§ **The problem**
Word for word, restate every line of the material.

§ **Supplied data**
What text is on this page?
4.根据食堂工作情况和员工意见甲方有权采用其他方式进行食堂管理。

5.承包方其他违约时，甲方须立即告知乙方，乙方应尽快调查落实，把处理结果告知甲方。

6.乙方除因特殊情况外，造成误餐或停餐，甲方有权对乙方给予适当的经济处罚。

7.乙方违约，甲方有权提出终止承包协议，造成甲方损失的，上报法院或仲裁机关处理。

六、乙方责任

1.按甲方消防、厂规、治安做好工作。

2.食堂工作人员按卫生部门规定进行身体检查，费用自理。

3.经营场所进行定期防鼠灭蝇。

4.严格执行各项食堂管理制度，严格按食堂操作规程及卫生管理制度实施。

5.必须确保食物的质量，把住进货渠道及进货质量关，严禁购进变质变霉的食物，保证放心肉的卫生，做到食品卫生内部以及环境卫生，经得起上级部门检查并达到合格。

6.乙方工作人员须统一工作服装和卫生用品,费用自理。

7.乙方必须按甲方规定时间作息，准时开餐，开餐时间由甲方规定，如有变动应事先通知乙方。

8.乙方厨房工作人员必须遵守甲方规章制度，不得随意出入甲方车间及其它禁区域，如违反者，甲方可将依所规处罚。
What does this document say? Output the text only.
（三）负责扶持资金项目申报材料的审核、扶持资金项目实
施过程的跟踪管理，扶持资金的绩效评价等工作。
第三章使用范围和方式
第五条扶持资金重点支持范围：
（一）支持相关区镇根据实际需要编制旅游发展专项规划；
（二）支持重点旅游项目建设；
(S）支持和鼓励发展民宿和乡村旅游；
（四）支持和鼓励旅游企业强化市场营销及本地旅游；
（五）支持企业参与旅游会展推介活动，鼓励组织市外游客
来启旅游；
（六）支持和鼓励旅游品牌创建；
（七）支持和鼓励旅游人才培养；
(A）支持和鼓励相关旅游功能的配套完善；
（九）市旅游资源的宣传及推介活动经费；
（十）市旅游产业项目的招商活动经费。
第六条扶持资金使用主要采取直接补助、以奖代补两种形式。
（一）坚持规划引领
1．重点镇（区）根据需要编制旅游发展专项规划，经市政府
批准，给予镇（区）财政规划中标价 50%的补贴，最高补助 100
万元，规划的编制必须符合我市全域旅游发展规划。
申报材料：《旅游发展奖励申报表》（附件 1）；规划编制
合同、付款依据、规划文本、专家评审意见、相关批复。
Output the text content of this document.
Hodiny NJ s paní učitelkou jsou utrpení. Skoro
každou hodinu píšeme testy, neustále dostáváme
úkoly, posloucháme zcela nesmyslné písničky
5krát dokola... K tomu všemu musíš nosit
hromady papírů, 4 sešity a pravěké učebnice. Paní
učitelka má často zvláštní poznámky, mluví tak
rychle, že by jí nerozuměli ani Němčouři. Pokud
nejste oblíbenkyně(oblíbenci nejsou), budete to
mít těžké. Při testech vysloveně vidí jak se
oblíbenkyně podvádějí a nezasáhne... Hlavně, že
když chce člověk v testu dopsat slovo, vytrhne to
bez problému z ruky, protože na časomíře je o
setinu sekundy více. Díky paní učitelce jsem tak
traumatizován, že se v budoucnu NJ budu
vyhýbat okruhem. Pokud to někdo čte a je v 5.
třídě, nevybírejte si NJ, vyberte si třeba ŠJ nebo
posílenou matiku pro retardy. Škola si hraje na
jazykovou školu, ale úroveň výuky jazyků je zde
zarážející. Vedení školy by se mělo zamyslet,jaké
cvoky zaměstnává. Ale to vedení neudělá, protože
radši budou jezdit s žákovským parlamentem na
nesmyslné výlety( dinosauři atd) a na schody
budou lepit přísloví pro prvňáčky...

§ **Answer for this exercise**
What text is on this page?
4.根据食堂工作情况和员工意见甲方有权采用其他方式进行食堂管理。

5.承包方其他违约时，甲方须立即告知乙方，乙方应尽快调查落实，把处理结果告知甲方。

6.乙方除因特殊情况外，造成误餐或停餐，甲方有权对乙方给予适当的经济处罚。

7.乙方违约，甲方有权提出终止承包协议，造成甲方损失的，上报法院或仲裁机关处理。

六、乙方责任

1.按甲方消防、厂规、治安做好工作。

2.食堂工作人员按卫生部门规定进行身体检查，费用自理。

3.经营场所进行定期防鼠灭蝇。

4.严格执行各项食堂管理制度，严格按食堂操作规程及卫生管理制度实施。

5.必须确保食物的质量，把住进货渠道及进货质量关，严禁购进变质变霉的食物，保证放心肉的卫生，做到食品卫生内部以及环境卫生，经得起上级部门检查并达到合格。

6.乙方工作人员须统一工作服装和卫生用品,费用自理。

7.乙方必须按甲方规定时间作息，准时开餐，开餐时间由甲方规定，如有变动应事先通知乙方。

8.乙方厨房工作人员必须遵守甲方规章制度，不得随意出入甲方车间及其它禁区域，如违反者，甲方可将依所规处罚。
What does this document say? Output the text only.
（三）负责扶持资金项目申报材料的审核、扶持资金项目实
施过程的跟踪管理，扶持资金的绩效评价等工作。
第三章使用范围和方式
第五条扶持资金重点支持范围：
（一）支持相关区镇根据实际需要编制旅游发展专项规划；
（二）支持重点旅游项目建设；
(S）支持和鼓励发展民宿和乡村旅游；
（四）支持和鼓励旅游企业强化市场营销及本地旅游；
（五）支持企业参与旅游会展推介活动，鼓励组织市外游客
来启旅游；
（六）支持和鼓励旅游品牌创建；
（七）支持和鼓励旅游人才培养；
(A）支持和鼓励相关旅游功能的配套完善；
（九）市旅游资源的宣传及推介活动经费；
（十）市旅游产业项目的招商活动经费。
第六条扶持资金使用主要采取直接补助、以奖代补两种形式。
（一）坚持规划引领
1．重点镇（区）根据需要编制旅游发展专项规划，经市政府
批准，给予镇（区）财政规划中标价 50%的补贴，最高补助 100
万元，规划的编制必须符合我市全域旅游发展规划。
申报材料：《旅游发展奖励申报表》（附件 1）；规划编制
合同、付款依据、规划文本、专家评审意见、相关批复。
Output the text content of this document.
Hodiny NJ s paní učitelkou jsou utrpení. Skoro
každou hodinu píšeme testy, neustále dostáváme
úkoly, posloucháme zcela nesmyslné písničky
5krát dokola... K tomu všemu musíš nosit
hromady papírů, 4 sešity a pravěké učebnice. Paní
učitelka má často zvláštní poznámky, mluví tak
rychle, že by jí nerozuměli ani Němčouři. Pokud
nejste oblíbenkyně(oblíbenci nejsou), budete to
mít těžké. Při testech vysloveně vidí jak se
oblíbenkyně podvádějí a nezasáhne... Hlavně, že
když chce člověk v testu dopsat slovo, vytrhne to
bez problému z ruky, protože na časomíře je o
setinu sekundy více. Díky paní učitelce jsem tak
traumatizován, že se v budoucnu NJ budu
vyhýbat okruhem. Pokud to někdo čte a je v 5.
třídě, nevybírejte si NJ, vyberte si třeba ŠJ nebo
posílenou matiku pro retardy. Škola si hraje na
jazykovou školu, ale úroveň výuky jazyků je zde
zarážející. Vedení školy by se mělo zamyslet,jaké
cvoky zaměstnává. Ale to vedení neudělá, protože
radši budou jezdit s žákovským parlamentem na
nesmyslné výlety( dinosauři atd) a na schody
budou lepit přísloví pro prvňáčky...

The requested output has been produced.